What is required:
Your task is to reproduce exactly the lines from the line with "What data populates" through the end of the records below.

Records excerpted from a collection:
________________________________________
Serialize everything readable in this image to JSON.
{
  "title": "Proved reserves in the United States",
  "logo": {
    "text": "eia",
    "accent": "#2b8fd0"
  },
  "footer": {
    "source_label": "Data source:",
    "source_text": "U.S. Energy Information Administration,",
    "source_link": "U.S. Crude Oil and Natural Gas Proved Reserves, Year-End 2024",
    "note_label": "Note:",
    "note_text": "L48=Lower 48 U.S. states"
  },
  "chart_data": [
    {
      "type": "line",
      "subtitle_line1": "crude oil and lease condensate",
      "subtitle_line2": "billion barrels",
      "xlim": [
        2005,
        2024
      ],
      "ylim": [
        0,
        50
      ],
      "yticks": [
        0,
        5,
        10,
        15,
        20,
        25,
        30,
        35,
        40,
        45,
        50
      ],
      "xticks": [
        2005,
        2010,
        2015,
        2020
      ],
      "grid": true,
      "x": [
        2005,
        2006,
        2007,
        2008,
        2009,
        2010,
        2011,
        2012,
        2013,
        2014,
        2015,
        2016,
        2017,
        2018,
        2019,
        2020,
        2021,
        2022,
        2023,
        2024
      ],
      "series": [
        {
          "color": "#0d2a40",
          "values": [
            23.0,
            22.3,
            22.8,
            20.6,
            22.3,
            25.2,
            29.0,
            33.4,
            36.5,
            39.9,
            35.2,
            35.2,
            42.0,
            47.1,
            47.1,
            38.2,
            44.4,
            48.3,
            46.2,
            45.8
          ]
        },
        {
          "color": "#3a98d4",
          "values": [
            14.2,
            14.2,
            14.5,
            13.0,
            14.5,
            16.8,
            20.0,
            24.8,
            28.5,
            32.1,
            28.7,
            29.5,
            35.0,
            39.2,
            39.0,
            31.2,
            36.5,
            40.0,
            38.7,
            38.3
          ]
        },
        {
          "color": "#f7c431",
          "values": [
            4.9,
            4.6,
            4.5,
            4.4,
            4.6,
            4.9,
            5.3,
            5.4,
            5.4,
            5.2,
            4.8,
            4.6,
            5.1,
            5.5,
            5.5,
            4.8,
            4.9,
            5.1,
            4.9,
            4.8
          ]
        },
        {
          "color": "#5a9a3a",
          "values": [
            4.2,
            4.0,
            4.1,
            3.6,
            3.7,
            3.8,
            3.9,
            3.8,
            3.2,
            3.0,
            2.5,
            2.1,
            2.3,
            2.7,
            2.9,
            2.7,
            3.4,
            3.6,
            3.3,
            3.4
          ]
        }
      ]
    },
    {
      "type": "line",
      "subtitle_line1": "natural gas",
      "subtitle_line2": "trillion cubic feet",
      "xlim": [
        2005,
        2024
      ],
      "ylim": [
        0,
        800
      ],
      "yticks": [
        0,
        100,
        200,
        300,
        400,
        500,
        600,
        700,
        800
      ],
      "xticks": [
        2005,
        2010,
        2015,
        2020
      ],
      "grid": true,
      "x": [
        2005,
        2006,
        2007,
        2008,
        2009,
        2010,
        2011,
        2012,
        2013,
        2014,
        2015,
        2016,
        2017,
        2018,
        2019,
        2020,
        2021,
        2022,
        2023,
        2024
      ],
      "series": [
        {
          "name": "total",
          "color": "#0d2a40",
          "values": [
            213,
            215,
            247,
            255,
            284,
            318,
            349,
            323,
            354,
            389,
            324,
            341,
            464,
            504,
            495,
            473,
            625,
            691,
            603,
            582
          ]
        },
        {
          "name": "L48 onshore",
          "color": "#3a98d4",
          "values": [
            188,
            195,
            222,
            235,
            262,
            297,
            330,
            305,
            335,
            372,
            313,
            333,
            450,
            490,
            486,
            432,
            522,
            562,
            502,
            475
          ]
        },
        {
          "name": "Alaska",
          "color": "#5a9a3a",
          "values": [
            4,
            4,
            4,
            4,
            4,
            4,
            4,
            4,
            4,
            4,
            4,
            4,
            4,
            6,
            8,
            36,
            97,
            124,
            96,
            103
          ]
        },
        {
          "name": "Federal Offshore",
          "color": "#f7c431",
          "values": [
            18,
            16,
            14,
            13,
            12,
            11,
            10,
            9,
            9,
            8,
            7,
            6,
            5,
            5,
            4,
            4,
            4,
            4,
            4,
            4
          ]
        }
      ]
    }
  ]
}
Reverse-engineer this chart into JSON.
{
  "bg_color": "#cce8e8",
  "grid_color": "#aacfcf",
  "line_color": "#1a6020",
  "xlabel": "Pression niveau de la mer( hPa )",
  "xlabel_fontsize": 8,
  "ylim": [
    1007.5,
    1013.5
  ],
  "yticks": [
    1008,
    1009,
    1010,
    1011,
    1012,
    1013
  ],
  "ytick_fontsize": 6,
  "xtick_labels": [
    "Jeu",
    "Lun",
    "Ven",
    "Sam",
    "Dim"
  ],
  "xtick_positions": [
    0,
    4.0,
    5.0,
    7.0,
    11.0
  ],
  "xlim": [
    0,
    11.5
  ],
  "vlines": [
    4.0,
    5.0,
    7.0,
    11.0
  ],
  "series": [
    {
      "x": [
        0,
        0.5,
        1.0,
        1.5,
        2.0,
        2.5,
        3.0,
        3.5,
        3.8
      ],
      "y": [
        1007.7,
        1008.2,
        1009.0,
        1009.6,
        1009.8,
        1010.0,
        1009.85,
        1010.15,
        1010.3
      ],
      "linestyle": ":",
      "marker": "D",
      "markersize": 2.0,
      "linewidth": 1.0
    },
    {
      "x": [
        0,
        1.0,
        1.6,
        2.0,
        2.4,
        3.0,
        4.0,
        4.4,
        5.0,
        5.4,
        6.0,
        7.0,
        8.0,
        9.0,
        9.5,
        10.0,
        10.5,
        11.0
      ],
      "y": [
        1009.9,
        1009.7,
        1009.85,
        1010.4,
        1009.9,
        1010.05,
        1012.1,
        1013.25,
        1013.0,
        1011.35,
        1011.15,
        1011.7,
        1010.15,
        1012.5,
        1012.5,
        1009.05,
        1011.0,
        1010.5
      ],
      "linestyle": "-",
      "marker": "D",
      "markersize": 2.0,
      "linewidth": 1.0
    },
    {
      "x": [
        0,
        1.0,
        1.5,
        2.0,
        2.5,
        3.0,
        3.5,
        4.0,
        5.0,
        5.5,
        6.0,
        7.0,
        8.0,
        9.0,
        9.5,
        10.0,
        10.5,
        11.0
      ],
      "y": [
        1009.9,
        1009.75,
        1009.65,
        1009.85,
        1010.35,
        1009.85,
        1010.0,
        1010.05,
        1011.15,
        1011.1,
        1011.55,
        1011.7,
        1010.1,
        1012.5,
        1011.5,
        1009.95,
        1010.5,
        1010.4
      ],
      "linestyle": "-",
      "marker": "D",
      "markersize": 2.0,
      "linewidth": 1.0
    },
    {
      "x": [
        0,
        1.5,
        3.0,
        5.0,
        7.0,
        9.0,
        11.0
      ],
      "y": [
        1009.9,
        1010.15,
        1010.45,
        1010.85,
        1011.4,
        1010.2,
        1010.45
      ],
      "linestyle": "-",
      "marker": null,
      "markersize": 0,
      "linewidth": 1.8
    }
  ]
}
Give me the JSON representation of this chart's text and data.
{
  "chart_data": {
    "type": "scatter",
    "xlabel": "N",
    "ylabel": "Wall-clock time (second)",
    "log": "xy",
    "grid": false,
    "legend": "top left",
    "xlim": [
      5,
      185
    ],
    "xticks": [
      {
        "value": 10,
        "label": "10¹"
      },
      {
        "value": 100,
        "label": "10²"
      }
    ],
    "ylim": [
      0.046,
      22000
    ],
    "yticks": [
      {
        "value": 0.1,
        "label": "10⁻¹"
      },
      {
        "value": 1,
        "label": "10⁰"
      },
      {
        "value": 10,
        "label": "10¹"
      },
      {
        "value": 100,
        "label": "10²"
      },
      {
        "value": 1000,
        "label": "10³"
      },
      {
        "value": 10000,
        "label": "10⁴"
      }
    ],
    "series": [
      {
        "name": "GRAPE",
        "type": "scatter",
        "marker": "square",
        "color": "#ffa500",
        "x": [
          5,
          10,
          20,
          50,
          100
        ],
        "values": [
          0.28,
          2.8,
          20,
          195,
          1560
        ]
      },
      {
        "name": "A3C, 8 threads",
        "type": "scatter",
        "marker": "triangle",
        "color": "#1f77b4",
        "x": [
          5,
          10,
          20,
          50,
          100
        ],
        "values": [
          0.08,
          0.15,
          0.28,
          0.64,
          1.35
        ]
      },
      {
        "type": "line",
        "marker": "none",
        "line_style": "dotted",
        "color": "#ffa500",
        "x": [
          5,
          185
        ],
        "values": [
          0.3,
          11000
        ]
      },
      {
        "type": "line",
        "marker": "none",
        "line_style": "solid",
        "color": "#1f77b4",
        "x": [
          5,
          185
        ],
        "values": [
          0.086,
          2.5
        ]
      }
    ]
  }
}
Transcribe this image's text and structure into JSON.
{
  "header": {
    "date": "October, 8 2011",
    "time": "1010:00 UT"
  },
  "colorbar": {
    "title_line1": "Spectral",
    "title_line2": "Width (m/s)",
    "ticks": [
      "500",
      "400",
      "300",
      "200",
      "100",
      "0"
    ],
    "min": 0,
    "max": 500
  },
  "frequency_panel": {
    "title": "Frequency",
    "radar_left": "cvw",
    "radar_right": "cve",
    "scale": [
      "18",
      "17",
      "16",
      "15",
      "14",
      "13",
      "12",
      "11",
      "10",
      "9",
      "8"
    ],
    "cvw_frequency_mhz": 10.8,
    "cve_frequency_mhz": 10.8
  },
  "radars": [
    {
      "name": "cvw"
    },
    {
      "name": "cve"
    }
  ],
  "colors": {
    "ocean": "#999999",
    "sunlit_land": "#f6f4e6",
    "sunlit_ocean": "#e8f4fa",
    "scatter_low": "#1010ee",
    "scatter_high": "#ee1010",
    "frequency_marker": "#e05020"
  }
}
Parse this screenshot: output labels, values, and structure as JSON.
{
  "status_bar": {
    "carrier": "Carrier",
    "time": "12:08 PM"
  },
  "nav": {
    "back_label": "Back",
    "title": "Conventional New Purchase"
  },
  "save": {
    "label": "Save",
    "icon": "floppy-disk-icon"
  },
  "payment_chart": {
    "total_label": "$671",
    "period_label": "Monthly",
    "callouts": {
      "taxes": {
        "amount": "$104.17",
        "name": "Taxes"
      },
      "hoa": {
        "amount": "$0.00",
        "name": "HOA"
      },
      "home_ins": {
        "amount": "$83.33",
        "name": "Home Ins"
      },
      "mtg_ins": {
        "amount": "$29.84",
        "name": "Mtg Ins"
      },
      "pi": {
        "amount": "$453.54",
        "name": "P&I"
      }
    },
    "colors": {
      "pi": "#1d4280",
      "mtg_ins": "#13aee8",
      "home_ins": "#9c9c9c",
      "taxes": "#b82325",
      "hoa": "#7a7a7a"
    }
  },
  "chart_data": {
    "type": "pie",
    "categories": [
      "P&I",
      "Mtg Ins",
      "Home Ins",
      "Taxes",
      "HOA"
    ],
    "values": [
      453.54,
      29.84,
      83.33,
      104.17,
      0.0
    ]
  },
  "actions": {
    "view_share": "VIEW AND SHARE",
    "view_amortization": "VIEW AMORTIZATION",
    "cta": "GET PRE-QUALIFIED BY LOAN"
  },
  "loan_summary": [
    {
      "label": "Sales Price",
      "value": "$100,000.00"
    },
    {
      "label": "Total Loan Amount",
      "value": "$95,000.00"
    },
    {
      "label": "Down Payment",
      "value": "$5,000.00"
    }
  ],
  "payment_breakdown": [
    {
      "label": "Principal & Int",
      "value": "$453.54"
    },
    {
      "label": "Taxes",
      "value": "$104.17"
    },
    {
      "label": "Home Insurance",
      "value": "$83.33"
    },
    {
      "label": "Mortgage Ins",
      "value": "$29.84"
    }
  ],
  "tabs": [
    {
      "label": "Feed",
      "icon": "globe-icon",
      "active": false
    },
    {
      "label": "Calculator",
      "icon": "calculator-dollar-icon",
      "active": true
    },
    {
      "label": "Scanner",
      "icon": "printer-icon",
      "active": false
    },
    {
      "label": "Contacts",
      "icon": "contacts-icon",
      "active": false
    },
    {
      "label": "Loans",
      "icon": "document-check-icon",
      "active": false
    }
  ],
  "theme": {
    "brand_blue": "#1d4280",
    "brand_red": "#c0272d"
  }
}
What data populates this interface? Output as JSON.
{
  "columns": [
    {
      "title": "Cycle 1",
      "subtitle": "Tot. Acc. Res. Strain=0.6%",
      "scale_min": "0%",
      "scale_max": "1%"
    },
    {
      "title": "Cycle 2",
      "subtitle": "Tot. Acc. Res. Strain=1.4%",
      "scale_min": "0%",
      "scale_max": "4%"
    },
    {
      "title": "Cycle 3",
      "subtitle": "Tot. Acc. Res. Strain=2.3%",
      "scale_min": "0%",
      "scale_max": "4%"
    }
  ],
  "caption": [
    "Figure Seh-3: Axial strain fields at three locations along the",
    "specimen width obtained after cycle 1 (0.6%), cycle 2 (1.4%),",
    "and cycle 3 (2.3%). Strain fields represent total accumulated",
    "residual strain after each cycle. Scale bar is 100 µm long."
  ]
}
________________________________________
Output of the task:
What data populates this interface? Output as JSON.
{
  "columns": [
    {
      "title": "Cycle 1",
      "subtitle": "Tot. Acc. Res. Strain=0.6%",
      "scale_min": "0%",
      "scale_max": "1%"
    },
    {
      "title": "Cycle 2",
      "subtitle": "Tot. Acc. Res. Strain=1.4%",
      "scale_min": "0%",
      "scale_max": "4%"
    },
    {
      "title": "Cycle 3",
      "subtitle": "Tot. Acc. Res. Strain=2.3%",
      "scale_min": "0%",
      "scale_max": "4%"
    }
  ],
  "caption": [
    "Figure Seh-3: Axial strain fields at three locations along the",
    "specimen width obtained after cycle 1 (0.6%), cycle 2 (1.4%),",
    "and cycle 3 (2.3%). Strain fields represent total accumulated",
    "residual strain after each cycle. Scale bar is 100 µm long."
  ]
}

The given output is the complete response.